_Set task_:
Return the exact lines spanning from the line with "Parse this screenshot: output" through the last line of the entries, boundaries included, and no others.

[Records about charts and figures]
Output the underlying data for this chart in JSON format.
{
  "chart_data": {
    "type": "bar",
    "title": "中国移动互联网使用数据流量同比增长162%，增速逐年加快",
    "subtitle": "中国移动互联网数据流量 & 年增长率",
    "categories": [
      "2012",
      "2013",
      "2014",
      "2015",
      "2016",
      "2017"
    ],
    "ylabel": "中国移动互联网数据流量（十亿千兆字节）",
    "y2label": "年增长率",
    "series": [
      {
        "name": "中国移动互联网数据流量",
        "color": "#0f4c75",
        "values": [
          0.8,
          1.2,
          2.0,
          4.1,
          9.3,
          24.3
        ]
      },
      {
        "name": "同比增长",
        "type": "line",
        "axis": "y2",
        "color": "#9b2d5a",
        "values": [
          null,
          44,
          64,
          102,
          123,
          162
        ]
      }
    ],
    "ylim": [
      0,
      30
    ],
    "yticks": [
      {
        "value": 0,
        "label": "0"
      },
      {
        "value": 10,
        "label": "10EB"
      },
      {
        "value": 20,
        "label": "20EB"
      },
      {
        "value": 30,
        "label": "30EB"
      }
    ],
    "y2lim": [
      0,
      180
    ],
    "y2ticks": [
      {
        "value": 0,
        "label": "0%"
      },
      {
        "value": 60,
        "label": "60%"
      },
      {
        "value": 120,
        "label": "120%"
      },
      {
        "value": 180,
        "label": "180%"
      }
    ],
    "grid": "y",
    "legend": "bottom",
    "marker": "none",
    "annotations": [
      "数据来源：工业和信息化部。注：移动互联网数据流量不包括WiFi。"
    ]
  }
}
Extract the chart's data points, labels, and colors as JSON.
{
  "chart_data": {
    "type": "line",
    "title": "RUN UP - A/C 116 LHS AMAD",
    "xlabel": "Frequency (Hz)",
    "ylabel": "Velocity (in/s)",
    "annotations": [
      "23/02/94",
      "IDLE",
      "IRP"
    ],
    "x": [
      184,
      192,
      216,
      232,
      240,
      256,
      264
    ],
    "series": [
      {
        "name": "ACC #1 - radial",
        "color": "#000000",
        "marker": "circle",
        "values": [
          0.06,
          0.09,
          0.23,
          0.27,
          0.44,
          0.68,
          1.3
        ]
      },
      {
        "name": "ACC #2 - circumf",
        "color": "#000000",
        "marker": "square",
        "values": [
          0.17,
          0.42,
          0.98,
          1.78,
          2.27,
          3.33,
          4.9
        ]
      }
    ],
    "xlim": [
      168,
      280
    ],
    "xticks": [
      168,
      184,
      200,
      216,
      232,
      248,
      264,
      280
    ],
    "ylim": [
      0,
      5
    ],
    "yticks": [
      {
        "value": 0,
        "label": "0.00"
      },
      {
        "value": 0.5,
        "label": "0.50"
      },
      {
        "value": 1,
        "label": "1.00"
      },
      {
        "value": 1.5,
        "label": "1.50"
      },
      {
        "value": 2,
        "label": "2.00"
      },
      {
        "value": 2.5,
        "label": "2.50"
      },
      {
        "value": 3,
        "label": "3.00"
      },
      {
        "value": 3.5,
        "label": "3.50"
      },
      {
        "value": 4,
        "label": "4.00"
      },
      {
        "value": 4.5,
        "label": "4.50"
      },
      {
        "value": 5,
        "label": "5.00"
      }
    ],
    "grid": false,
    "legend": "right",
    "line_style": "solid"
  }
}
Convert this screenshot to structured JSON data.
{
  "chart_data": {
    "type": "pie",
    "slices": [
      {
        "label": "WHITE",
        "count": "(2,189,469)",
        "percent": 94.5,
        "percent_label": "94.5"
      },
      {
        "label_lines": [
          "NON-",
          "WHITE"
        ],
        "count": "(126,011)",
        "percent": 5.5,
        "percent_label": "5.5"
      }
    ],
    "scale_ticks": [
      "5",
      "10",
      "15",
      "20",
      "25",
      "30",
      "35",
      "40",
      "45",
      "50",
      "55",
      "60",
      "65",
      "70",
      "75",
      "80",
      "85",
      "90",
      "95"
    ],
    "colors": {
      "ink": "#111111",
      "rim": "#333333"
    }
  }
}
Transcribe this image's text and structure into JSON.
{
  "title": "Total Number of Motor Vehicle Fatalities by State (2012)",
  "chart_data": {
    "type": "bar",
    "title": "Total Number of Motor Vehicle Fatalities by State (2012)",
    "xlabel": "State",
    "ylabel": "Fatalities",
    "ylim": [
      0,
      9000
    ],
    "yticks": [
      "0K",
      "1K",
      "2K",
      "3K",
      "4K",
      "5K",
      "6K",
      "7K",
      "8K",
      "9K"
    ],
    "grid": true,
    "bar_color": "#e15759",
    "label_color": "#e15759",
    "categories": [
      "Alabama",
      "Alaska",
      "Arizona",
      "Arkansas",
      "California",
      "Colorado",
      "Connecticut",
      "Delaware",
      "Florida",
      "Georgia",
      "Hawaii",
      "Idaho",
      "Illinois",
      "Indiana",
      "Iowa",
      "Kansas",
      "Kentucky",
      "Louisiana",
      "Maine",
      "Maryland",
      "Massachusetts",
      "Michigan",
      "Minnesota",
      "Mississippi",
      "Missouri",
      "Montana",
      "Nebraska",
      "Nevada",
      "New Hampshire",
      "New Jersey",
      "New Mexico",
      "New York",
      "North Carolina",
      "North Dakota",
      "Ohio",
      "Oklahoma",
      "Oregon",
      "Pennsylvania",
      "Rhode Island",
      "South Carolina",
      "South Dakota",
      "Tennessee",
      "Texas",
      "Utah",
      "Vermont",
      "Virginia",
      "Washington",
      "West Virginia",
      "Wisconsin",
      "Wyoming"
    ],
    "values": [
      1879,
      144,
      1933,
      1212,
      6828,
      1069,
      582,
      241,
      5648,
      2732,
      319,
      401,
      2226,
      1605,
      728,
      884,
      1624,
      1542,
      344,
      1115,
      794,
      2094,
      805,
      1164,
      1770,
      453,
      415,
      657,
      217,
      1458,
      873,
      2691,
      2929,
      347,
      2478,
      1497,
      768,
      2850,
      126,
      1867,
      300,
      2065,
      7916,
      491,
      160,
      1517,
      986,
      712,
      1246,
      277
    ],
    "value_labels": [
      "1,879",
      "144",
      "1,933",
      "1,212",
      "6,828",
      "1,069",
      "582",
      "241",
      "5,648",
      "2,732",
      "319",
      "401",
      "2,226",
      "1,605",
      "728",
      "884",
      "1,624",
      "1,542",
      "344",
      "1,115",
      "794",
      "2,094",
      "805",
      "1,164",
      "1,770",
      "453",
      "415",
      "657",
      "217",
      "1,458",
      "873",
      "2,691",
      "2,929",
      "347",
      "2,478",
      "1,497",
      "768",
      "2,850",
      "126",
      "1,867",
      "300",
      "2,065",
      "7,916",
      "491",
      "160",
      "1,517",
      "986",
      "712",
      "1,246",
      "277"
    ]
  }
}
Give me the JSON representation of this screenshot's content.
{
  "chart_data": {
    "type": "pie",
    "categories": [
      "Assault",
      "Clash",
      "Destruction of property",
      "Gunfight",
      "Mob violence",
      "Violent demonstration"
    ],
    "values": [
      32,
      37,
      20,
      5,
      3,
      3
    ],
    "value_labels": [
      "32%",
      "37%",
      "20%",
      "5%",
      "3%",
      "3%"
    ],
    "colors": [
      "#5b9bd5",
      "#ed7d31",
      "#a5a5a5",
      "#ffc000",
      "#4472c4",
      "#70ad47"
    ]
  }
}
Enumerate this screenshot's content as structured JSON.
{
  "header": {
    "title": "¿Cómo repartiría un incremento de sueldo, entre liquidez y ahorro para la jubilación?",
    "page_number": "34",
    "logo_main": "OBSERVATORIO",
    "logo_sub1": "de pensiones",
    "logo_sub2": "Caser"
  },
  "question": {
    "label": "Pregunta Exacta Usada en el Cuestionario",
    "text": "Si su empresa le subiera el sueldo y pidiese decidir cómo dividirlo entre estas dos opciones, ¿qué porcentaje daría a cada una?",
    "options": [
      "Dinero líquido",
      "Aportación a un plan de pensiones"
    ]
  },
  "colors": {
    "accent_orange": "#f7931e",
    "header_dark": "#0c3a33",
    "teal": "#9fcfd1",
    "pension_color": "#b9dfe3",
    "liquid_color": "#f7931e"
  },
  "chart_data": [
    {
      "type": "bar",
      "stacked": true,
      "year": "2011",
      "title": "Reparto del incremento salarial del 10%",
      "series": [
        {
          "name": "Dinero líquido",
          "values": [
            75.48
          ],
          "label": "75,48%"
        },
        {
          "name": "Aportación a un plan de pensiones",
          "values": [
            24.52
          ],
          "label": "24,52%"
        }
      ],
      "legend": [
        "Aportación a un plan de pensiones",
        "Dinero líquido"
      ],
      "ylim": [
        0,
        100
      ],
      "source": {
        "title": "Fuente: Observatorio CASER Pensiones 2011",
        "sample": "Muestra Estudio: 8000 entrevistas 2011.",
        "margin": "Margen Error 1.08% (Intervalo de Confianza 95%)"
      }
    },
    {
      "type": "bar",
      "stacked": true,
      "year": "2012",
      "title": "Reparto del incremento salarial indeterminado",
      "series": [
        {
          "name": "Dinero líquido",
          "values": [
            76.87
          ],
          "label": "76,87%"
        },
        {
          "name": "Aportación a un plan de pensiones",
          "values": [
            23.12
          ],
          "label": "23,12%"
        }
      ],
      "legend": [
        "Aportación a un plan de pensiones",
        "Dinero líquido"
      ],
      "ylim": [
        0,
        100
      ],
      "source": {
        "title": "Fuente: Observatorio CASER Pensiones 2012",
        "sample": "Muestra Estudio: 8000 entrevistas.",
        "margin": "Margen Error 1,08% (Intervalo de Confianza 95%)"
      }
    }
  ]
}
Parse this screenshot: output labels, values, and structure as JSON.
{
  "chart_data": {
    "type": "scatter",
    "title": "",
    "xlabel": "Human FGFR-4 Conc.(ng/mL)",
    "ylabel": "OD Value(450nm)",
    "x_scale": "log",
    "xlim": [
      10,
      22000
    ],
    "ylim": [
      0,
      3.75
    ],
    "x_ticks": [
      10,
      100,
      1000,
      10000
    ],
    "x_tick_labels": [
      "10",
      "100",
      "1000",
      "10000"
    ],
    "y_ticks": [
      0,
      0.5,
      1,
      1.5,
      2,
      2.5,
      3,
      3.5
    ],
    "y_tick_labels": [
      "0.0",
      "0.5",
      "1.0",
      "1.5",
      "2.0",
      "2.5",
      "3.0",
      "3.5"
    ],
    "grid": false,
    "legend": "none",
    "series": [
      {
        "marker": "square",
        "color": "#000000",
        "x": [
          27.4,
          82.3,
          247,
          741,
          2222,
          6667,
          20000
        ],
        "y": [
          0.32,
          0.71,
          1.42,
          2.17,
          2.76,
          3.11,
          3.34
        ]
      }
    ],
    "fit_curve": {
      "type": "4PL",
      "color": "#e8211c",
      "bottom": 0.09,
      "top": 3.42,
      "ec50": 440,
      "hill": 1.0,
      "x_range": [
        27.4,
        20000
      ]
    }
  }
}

_Expected answer_:
Parse this screenshot: output labels, values, and structure as JSON.
{
  "chart_data": {
    "type": "scatter",
    "title": "",
    "xlabel": "Human FGFR-4 Conc.(ng/mL)",
    "ylabel": "OD Value(450nm)",
    "x_scale": "log",
    "xlim": [
      10,
      22000
    ],
    "ylim": [
      0,
      3.75
    ],
    "x_ticks": [
      10,
      100,
      1000,
      10000
    ],
    "x_tick_labels": [
      "10",
      "100",
      "1000",
      "10000"
    ],
    "y_ticks": [
      0,
      0.5,
      1,
      1.5,
      2,
      2.5,
      3,
      3.5
    ],
    "y_tick_labels": [
      "0.0",
      "0.5",
      "1.0",
      "1.5",
      "2.0",
      "2.5",
      "3.0",
      "3.5"
    ],
    "grid": false,
    "legend": "none",
    "series": [
      {
        "marker": "square",
        "color": "#000000",
        "x": [
          27.4,
          82.3,
          247,
          741,
          2222,
          6667,
          20000
        ],
        "y": [
          0.32,
          0.71,
          1.42,
          2.17,
          2.76,
          3.11,
          3.34
        ]
      }
    ],
    "fit_curve": {
      "type": "4PL",
      "color": "#e8211c",
      "bottom": 0.09,
      "top": 3.42,
      "ec50": 440,
      "hill": 1.0,
      "x_range": [
        27.4,
        20000
      ]
    }
  }
}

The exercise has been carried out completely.